• GIVEN INSTRUCTION: Retype the whole listing below, character for character.

• INFORMATION SHOWN:
-----

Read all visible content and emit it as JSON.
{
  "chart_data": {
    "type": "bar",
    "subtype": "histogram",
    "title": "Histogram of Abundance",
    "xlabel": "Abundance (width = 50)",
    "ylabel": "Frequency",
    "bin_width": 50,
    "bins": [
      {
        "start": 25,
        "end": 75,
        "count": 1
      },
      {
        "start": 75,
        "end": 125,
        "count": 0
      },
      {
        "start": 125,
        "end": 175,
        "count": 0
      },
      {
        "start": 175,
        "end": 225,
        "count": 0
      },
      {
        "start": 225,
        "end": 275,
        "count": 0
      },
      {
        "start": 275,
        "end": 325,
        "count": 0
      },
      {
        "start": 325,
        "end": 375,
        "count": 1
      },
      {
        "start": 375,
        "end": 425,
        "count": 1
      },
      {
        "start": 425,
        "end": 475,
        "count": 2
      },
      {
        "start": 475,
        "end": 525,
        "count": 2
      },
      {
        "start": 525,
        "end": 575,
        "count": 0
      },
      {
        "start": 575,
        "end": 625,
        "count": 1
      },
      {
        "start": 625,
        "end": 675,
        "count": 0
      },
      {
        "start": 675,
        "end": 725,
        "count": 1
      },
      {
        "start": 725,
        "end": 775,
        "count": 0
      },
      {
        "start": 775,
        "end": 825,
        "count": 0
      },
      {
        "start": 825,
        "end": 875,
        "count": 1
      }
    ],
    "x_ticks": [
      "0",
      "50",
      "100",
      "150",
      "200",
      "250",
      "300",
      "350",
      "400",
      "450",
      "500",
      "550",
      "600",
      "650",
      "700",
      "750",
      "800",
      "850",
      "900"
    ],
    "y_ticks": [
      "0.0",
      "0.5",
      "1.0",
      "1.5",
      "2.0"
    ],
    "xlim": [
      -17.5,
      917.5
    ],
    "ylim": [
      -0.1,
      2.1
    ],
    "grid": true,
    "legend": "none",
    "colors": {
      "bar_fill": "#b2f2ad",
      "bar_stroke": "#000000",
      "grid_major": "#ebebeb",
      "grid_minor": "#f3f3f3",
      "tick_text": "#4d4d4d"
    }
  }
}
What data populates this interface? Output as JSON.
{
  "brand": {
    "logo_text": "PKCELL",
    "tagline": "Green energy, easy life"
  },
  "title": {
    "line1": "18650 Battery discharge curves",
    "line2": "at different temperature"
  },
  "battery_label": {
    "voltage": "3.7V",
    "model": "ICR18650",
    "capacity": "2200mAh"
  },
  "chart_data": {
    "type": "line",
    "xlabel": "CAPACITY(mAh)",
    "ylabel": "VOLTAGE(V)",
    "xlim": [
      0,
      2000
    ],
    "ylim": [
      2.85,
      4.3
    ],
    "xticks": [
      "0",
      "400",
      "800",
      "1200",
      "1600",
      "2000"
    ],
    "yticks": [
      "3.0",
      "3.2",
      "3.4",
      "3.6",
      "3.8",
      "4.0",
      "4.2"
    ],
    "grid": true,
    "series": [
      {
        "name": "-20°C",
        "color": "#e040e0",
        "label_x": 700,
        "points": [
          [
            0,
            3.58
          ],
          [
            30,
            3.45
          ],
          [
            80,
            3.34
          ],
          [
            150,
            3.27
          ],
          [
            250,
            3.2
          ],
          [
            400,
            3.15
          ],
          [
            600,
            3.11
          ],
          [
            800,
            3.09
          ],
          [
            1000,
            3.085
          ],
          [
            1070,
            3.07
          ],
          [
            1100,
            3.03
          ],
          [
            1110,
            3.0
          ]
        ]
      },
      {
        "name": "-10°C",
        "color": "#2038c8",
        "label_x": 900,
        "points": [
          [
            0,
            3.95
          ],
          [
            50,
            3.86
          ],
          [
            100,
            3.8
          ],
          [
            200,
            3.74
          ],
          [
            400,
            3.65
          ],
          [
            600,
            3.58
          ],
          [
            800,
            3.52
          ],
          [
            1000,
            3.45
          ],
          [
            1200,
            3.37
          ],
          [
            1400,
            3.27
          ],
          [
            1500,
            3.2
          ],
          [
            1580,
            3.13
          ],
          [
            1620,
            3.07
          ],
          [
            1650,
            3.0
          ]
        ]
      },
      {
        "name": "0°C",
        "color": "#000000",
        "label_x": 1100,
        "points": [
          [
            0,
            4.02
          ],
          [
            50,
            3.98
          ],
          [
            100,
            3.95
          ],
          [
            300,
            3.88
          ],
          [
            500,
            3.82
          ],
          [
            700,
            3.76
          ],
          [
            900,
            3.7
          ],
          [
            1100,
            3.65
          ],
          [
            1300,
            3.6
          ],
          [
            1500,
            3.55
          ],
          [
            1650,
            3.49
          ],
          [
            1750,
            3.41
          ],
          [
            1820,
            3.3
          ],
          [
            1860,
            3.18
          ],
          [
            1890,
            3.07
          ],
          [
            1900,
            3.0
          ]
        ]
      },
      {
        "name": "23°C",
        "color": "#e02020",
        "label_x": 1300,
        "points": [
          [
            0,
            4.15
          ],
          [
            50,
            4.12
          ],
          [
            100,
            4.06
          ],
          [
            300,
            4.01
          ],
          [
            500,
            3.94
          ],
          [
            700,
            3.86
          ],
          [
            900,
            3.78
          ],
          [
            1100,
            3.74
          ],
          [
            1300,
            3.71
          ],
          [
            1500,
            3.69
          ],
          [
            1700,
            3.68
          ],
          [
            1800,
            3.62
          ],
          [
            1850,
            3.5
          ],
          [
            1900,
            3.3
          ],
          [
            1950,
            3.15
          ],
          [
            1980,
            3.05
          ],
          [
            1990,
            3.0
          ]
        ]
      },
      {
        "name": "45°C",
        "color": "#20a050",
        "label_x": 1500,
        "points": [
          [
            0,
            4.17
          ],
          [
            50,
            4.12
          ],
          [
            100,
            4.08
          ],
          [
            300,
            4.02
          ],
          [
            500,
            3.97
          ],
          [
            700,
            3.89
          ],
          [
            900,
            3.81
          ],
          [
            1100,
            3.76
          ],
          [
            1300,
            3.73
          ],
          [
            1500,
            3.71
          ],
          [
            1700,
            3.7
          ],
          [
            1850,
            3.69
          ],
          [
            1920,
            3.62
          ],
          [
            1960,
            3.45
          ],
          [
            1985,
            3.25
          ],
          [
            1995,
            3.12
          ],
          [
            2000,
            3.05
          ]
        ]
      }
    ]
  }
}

-----

• ANSWER TO THE EXERCISE:
Read all visible content and emit it as JSON.
{
  "chart_data": {
    "type": "bar",
    "subtype": "histogram",
    "title": "Histogram of Abundance",
    "xlabel": "Abundance (width = 50)",
    "ylabel": "Frequency",
    "bin_width": 50,
    "bins": [
      {
        "start": 25,
        "end": 75,
        "count": 1
      },
      {
        "start": 75,
        "end": 125,
        "count": 0
      },
      {
        "start": 125,
        "end": 175,
        "count": 0
      },
      {
        "start": 175,
        "end": 225,
        "count": 0
      },
      {
        "start": 225,
        "end": 275,
        "count": 0
      },
      {
        "start": 275,
        "end": 325,
        "count": 0
      },
      {
        "start": 325,
        "end": 375,
        "count": 1
      },
      {
        "start": 375,
        "end": 425,
        "count": 1
      },
      {
        "start": 425,
        "end": 475,
        "count": 2
      },
      {
        "start": 475,
        "end": 525,
        "count": 2
      },
      {
        "start": 525,
        "end": 575,
        "count": 0
      },
      {
        "start": 575,
        "end": 625,
        "count": 1
      },
      {
        "start": 625,
        "end": 675,
        "count": 0
      },
      {
        "start": 675,
        "end": 725,
        "count": 1
      },
      {
        "start": 725,
        "end": 775,
        "count": 0
      },
      {
        "start": 775,
        "end": 825,
        "count": 0
      },
      {
        "start": 825,
        "end": 875,
        "count": 1
      }
    ],
    "x_ticks": [
      "0",
      "50",
      "100",
      "150",
      "200",
      "250",
      "300",
      "350",
      "400",
      "450",
      "500",
      "550",
      "600",
      "650",
      "700",
      "750",
      "800",
      "850",
      "900"
    ],
    "y_ticks": [
      "0.0",
      "0.5",
      "1.0",
      "1.5",
      "2.0"
    ],
    "xlim": [
      -17.5,
      917.5
    ],
    "ylim": [
      -0.1,
      2.1
    ],
    "grid": true,
    "legend": "none",
    "colors": {
      "bar_fill": "#b2f2ad",
      "bar_stroke": "#000000",
      "grid_major": "#ebebeb",
      "grid_minor": "#f3f3f3",
      "tick_text": "#4d4d4d"
    }
  }
}
What data populates this interface? Output as JSON.
{
  "brand": {
    "logo_text": "PKCELL",
    "tagline": "Green energy, easy life"
  },
  "title": {
    "line1": "18650 Battery discharge curves",
    "line2": "at different temperature"
  },
  "battery_label": {
    "voltage": "3.7V",
    "model": "ICR18650",
    "capacity": "2200mAh"
  },
  "chart_data": {
    "type": "line",
    "xlabel": "CAPACITY(mAh)",
    "ylabel": "VOLTAGE(V)",
    "xlim": [
      0,
      2000
    ],
    "ylim": [
      2.85,
      4.3
    ],
    "xticks": [
      "0",
      "400",
      "800",
      "1200",
      "1600",
      "2000"
    ],
    "yticks": [
      "3.0",
      "3.2",
      "3.4",
      "3.6",
      "3.8",
      "4.0",
      "4.2"
    ],
    "grid": true,
    "series": [
      {
        "name": "-20°C",
        "color": "#e040e0",
        "label_x": 700,
        "points": [
          [
            0,
            3.58
          ],
          [
            30,
            3.45
          ],
          [
            80,
            3.34
          ],
          [
            150,
            3.27
          ],
          [
            250,
            3.2
          ],
          [
            400,
            3.15
          ],
          [
            600,
            3.11
          ],
          [
            800,
            3.09
          ],
          [
            1000,
            3.085
          ],
          [
            1070,
            3.07
          ],
          [
            1100,
            3.03
          ],
          [
            1110,
            3.0
          ]
        ]
      },
      {
        "name": "-10°C",
        "color": "#2038c8",
        "label_x": 900,
        "points": [
          [
            0,
            3.95
          ],
          [
            50,
            3.86
          ],
          [
            100,
            3.8
          ],
          [
            200,
            3.74
          ],
          [
            400,
            3.65
          ],
          [
            600,
            3.58
          ],
          [
            800,
            3.52
          ],
          [
            1000,
            3.45
          ],
          [
            1200,
            3.37
          ],
          [
            1400,
            3.27
          ],
          [
            1500,
            3.2
          ],
          [
            1580,
            3.13
          ],
          [
            1620,
            3.07
          ],
          [
            1650,
            3.0
          ]
        ]
      },
      {
        "name": "0°C",
        "color": "#000000",
        "label_x": 1100,
        "points": [
          [
            0,
            4.02
          ],
          [
            50,
            3.98
          ],
          [
            100,
            3.95
          ],
          [
            300,
            3.88
          ],
          [
            500,
            3.82
          ],
          [
            700,
            3.76
          ],
          [
            900,
            3.7
          ],
          [
            1100,
            3.65
          ],
          [
            1300,
            3.6
          ],
          [
            1500,
            3.55
          ],
          [
            1650,
            3.49
          ],
          [
            1750,
            3.41
          ],
          [
            1820,
            3.3
          ],
          [
            1860,
            3.18
          ],
          [
            1890,
            3.07
          ],
          [
            1900,
            3.0
          ]
        ]
      },
      {
        "name": "23°C",
        "color": "#e02020",
        "label_x": 1300,
        "points": [
          [
            0,
            4.15
          ],
          [
            50,
            4.12
          ],
          [
            100,
            4.06
          ],
          [
            300,
            4.01
          ],
          [
            500,
            3.94
          ],
          [
            700,
            3.86
          ],
          [
            900,
            3.78
          ],
          [
            1100,
            3.74
          ],
          [
            1300,
            3.71
          ],
          [
            1500,
            3.69
          ],
          [
            1700,
            3.68
          ],
          [
            1800,
            3.62
          ],
          [
            1850,
            3.5
          ],
          [
            1900,
            3.3
          ],
          [
            1950,
            3.15
          ],
          [
            1980,
            3.05
          ],
          [
            1990,
            3.0
          ]
        ]
      },
      {
        "name": "45°C",
        "color": "#20a050",
        "label_x": 1500,
        "points": [
          [
            0,
            4.17
          ],
          [
            50,
            4.12
          ],
          [
            100,
            4.08
          ],
          [
            300,
            4.02
          ],
          [
            500,
            3.97
          ],
          [
            700,
            3.89
          ],
          [
            900,
            3.81
          ],
          [
            1100,
            3.76
          ],
          [
            1300,
            3.73
          ],
          [
            1500,
            3.71
          ],
          [
            1700,
            3.7
          ],
          [
            1850,
            3.69
          ],
          [
            1920,
            3.62
          ],
          [
            1960,
            3.45
          ],
          [
            1985,
            3.25
          ],
          [
            1995,
            3.12
          ],
          [
            2000,
            3.05
          ]
        ]
      }
    ]
  }
}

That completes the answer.